(Task): The records should be written out in full, with nothing altered.

:: Exercise data

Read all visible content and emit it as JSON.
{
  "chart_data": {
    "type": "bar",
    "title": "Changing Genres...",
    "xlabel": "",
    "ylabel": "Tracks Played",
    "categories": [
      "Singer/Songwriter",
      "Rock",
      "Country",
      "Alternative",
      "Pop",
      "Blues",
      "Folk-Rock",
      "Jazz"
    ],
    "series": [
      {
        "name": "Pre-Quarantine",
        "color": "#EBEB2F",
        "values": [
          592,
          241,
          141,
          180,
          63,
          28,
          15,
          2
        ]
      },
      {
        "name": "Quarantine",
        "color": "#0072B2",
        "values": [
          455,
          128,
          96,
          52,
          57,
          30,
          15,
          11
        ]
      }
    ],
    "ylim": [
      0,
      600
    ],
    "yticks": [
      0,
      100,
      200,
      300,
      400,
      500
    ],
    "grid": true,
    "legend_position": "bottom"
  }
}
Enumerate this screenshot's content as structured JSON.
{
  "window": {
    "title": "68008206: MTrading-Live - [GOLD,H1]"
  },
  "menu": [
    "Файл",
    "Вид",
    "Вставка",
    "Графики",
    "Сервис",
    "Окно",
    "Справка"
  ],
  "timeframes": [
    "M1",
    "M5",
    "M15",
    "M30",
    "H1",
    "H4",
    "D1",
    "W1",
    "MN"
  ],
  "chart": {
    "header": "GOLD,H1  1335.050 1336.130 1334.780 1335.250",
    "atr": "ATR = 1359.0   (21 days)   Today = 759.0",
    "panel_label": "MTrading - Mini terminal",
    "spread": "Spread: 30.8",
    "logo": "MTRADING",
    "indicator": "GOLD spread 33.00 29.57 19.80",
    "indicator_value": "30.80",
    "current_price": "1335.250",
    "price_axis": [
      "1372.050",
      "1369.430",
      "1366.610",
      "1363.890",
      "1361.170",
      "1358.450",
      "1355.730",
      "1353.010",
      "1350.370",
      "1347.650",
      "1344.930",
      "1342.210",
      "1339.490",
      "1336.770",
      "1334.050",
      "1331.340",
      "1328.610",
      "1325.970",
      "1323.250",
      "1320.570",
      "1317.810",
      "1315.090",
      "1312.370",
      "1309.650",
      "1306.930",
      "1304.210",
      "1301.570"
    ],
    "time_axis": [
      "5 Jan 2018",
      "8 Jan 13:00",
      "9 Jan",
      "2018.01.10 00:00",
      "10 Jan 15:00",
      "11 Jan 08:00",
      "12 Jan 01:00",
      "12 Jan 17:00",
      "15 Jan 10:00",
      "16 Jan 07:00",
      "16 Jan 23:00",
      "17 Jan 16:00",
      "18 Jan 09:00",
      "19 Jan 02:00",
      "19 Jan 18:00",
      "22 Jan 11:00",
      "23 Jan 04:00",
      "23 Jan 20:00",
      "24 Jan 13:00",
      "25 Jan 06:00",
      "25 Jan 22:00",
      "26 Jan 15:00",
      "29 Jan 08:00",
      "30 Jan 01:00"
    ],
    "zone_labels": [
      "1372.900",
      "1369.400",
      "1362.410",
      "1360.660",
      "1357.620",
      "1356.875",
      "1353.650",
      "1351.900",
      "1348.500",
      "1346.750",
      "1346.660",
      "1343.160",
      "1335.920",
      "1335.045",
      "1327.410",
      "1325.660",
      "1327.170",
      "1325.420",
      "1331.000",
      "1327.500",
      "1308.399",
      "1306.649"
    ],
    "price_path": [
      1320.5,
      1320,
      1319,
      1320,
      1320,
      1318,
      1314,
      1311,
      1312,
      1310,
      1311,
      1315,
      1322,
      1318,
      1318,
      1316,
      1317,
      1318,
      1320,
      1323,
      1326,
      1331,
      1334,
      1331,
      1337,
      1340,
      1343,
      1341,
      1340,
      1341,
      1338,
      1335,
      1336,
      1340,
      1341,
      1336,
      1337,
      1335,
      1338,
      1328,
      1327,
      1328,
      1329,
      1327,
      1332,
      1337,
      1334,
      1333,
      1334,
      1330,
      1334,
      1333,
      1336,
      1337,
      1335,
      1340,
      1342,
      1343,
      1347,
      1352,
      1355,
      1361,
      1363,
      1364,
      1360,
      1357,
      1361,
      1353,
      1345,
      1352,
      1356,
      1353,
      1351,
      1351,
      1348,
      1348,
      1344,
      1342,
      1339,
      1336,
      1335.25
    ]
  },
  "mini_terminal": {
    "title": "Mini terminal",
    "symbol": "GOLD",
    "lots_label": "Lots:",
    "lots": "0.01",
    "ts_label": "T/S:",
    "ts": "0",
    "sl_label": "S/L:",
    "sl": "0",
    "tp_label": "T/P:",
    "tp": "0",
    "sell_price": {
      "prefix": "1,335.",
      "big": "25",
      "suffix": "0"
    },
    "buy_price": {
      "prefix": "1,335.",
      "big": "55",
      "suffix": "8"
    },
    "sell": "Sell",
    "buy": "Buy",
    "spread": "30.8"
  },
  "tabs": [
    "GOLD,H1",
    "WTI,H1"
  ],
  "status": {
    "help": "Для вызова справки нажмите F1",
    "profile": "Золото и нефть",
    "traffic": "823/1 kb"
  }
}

::::

(Output for this exercise):
Read all visible content and emit it as JSON.
{
  "chart_data": {
    "type": "bar",
    "title": "Changing Genres...",
    "xlabel": "",
    "ylabel": "Tracks Played",
    "categories": [
      "Singer/Songwriter",
      "Rock",
      "Country",
      "Alternative",
      "Pop",
      "Blues",
      "Folk-Rock",
      "Jazz"
    ],
    "series": [
      {
        "name": "Pre-Quarantine",
        "color": "#EBEB2F",
        "values": [
          592,
          241,
          141,
          180,
          63,
          28,
          15,
          2
        ]
      },
      {
        "name": "Quarantine",
        "color": "#0072B2",
        "values": [
          455,
          128,
          96,
          52,
          57,
          30,
          15,
          11
        ]
      }
    ],
    "ylim": [
      0,
      600
    ],
    "yticks": [
      0,
      100,
      200,
      300,
      400,
      500
    ],
    "grid": true,
    "legend_position": "bottom"
  }
}
Enumerate this screenshot's content as structured JSON.
{
  "window": {
    "title": "68008206: MTrading-Live - [GOLD,H1]"
  },
  "menu": [
    "Файл",
    "Вид",
    "Вставка",
    "Графики",
    "Сервис",
    "Окно",
    "Справка"
  ],
  "timeframes": [
    "M1",
    "M5",
    "M15",
    "M30",
    "H1",
    "H4",
    "D1",
    "W1",
    "MN"
  ],
  "chart": {
    "header": "GOLD,H1  1335.050 1336.130 1334.780 1335.250",
    "atr": "ATR = 1359.0   (21 days)   Today = 759.0",
    "panel_label": "MTrading - Mini terminal",
    "spread": "Spread: 30.8",
    "logo": "MTRADING",
    "indicator": "GOLD spread 33.00 29.57 19.80",
    "indicator_value": "30.80",
    "current_price": "1335.250",
    "price_axis": [
      "1372.050",
      "1369.430",
      "1366.610",
      "1363.890",
      "1361.170",
      "1358.450",
      "1355.730",
      "1353.010",
      "1350.370",
      "1347.650",
      "1344.930",
      "1342.210",
      "1339.490",
      "1336.770",
      "1334.050",
      "1331.340",
      "1328.610",
      "1325.970",
      "1323.250",
      "1320.570",
      "1317.810",
      "1315.090",
      "1312.370",
      "1309.650",
      "1306.930",
      "1304.210",
      "1301.570"
    ],
    "time_axis": [
      "5 Jan 2018",
      "8 Jan 13:00",
      "9 Jan",
      "2018.01.10 00:00",
      "10 Jan 15:00",
      "11 Jan 08:00",
      "12 Jan 01:00",
      "12 Jan 17:00",
      "15 Jan 10:00",
      "16 Jan 07:00",
      "16 Jan 23:00",
      "17 Jan 16:00",
      "18 Jan 09:00",
      "19 Jan 02:00",
      "19 Jan 18:00",
      "22 Jan 11:00",
      "23 Jan 04:00",
      "23 Jan 20:00",
      "24 Jan 13:00",
      "25 Jan 06:00",
      "25 Jan 22:00",
      "26 Jan 15:00",
      "29 Jan 08:00",
      "30 Jan 01:00"
    ],
    "zone_labels": [
      "1372.900",
      "1369.400",
      "1362.410",
      "1360.660",
      "1357.620",
      "1356.875",
      "1353.650",
      "1351.900",
      "1348.500",
      "1346.750",
      "1346.660",
      "1343.160",
      "1335.920",
      "1335.045",
      "1327.410",
      "1325.660",
      "1327.170",
      "1325.420",
      "1331.000",
      "1327.500",
      "1308.399",
      "1306.649"
    ],
    "price_path": [
      1320.5,
      1320,
      1319,
      1320,
      1320,
      1318,
      1314,
      1311,
      1312,
      1310,
      1311,
      1315,
      1322,
      1318,
      1318,
      1316,
      1317,
      1318,
      1320,
      1323,
      1326,
      1331,
      1334,
      1331,
      1337,
      1340,
      1343,
      1341,
      1340,
      1341,
      1338,
      1335,
      1336,
      1340,
      1341,
      1336,
      1337,
      1335,
      1338,
      1328,
      1327,
      1328,
      1329,
      1327,
      1332,
      1337,
      1334,
      1333,
      1334,
      1330,
      1334,
      1333,
      1336,
      1337,
      1335,
      1340,
      1342,
      1343,
      1347,
      1352,
      1355,
      1361,
      1363,
      1364,
      1360,
      1357,
      1361,
      1353,
      1345,
      1352,
      1356,
      1353,
      1351,
      1351,
      1348,
      1348,
      1344,
      1342,
      1339,
      1336,
      1335.25
    ]
  },
  "mini_terminal": {
    "title": "Mini terminal",
    "symbol": "GOLD",
    "lots_label": "Lots:",
    "lots": "0.01",
    "ts_label": "T/S:",
    "ts": "0",
    "sl_label": "S/L:",
    "sl": "0",
    "tp_label": "T/P:",
    "tp": "0",
    "sell_price": {
      "prefix": "1,335.",
      "big": "25",
      "suffix": "0"
    },
    "buy_price": {
      "prefix": "1,335.",
      "big": "55",
      "suffix": "8"
    },
    "sell": "Sell",
    "buy": "Buy",
    "spread": "30.8"
  },
  "tabs": [
    "GOLD,H1",
    "WTI,H1"
  ],
  "status": {
    "help": "Для вызова справки нажмите F1",
    "profile": "Золото и нефть",
    "traffic": "823/1 kb"
  }
}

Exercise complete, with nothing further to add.